Section du document:
J’aimerais bien faire des romans, du théâtre, écrire des séries télé. Oui, aller vers d’autres choses. C’est insupportable ! Il y a trop de vies qu’on aimerait vivre. Alors on empiète sur le sommeil, d’où le besoin de sieste. Tout se recoupe ! (Rires)
Pour Une nuit à Rome, dans le travail d’écriture, qu’est-ce qui a été le plus dur pour vous ?
Le plus dur... Quand on fait une BD qui ne marche pas, ce n’est pas facile. Mais quand on fait une BD qui touche les gens, on découvre aussi d’autres difficultés, celles de « l’après ». Après un premier tome, on se dit que les gens ont pu se projeter une fin, s’ils ont aimé cette fin imaginée, ils peuvent être déçus par la fin qu’ils vont découvrir... C’était ma pression de tous les jours : faites que les gens ne soient pas déçus par le tome deux. D’où le fait que je déborde sur le plan de travail. J’ai rajouté vingt à vingt-cinq pages, parce que je voulais aller au bout de toutes les pistes.
Et puis comme je travaille sur ce projet-là de manière un peu anarchiste, je ne pouvais pas avoir tout le scénario et après l’exécuter, le dessiner. Je me serais ennuyé. J’avais besoin d’avoir des moments où je me disais « ça je peux l’orienter comme cela ou comme ceci ». C’était une sorte de glissade permanente, où l’on garde le contrôle tout en laissant la place au hasard. Le plus dur était, avec ma méthode foutraque, de donner l’impression que tout était construit, que tout se tenait. Un vrai boulot d’équilibriste !

Consigne a: Selon l'entretien, combien de pages la personne interrogée dit-elle avoir rajoutées ?

Données disponibles:
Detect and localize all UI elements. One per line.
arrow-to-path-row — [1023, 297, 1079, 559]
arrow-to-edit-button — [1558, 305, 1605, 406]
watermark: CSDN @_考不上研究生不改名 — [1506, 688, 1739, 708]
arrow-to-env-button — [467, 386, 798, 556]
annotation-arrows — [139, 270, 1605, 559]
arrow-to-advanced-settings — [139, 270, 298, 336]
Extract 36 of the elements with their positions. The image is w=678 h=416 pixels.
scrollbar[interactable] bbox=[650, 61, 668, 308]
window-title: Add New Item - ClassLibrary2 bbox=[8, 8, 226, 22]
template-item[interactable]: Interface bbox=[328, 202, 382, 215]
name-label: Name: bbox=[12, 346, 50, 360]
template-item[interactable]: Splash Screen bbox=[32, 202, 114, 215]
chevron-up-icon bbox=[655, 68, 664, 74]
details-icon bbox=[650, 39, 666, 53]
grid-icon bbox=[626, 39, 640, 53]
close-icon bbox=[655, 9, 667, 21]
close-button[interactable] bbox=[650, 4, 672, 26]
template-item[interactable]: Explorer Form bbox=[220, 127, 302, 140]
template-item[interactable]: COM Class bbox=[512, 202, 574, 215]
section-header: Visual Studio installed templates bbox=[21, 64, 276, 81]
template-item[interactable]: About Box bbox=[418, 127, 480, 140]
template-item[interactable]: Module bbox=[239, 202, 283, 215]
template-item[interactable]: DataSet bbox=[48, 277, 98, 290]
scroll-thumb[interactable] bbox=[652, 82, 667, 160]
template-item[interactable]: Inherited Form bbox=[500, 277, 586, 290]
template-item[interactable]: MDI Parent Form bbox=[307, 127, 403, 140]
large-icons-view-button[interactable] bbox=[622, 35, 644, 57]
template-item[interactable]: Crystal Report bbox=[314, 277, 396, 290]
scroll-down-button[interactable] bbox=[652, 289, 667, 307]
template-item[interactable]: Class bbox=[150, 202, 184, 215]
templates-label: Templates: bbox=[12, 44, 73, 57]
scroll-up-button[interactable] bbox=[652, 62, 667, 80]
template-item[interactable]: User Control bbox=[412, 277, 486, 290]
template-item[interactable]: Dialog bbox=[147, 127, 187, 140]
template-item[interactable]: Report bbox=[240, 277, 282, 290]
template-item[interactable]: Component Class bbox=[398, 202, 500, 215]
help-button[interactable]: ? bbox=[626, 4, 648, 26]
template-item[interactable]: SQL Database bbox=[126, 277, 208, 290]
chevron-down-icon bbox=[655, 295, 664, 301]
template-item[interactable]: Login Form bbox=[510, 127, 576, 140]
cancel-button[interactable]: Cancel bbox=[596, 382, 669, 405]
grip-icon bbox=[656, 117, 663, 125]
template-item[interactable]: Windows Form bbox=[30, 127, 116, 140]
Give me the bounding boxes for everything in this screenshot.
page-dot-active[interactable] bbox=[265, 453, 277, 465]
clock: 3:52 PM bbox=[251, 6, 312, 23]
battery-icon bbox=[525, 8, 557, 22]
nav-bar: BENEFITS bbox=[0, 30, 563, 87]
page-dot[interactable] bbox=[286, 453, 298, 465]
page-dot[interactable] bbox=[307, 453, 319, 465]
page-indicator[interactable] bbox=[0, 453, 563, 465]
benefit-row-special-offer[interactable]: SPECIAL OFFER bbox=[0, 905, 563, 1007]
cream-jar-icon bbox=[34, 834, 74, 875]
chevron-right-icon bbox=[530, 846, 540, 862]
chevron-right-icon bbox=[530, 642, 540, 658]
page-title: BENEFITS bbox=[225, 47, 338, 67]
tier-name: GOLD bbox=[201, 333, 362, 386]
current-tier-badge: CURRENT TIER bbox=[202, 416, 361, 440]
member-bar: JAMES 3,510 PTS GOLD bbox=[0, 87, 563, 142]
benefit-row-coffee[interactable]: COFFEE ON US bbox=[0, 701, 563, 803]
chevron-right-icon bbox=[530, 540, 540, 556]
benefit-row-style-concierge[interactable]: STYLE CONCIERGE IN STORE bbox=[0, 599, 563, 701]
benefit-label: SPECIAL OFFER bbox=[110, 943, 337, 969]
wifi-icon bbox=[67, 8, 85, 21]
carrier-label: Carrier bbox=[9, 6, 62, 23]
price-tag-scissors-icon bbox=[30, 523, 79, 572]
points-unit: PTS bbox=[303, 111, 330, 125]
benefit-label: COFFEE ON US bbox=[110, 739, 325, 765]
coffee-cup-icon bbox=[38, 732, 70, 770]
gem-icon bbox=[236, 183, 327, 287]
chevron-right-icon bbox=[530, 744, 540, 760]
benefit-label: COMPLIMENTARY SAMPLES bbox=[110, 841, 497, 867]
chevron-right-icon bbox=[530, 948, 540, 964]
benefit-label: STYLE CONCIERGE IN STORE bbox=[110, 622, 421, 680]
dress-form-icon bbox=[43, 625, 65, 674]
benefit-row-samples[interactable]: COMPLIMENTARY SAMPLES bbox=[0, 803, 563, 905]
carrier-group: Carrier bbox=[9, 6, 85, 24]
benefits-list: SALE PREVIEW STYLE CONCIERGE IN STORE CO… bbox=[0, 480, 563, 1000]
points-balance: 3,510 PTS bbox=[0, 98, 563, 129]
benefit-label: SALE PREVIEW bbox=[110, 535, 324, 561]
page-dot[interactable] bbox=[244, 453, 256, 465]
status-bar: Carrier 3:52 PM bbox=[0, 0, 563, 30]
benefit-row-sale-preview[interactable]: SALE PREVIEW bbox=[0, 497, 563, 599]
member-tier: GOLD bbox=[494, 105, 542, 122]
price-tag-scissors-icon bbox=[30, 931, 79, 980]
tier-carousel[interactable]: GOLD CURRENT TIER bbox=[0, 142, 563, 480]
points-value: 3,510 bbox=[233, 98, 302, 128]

Consigne b: Modifiez les entrées, du début jusqu'à la ligne contenant « Extract 36 of » incluse, en y remplaçant « watermark » par « filigrane ». Ne redonnez que ces lignes, sans rien changer d'autre.

Réponse rédigée a: Vingt à vingt-cinq pages.

Réponse rédigée b:
Detect and localize all UI elements. One per line.
arrow-to-path-row — [1023, 297, 1079, 559]
arrow-to-edit-button — [1558, 305, 1605, 406]
filigrane: CSDN @_考不上研究生不改名 — [1506, 688, 1739, 708]
arrow-to-env-button — [467, 386, 798, 556]
annotation-arrows — [139, 270, 1605, 559]
arrow-to-advanced-settings — [139, 270, 298, 336]
Extract 36 of the elements with their positions. The image is w=678 h=416 pixels.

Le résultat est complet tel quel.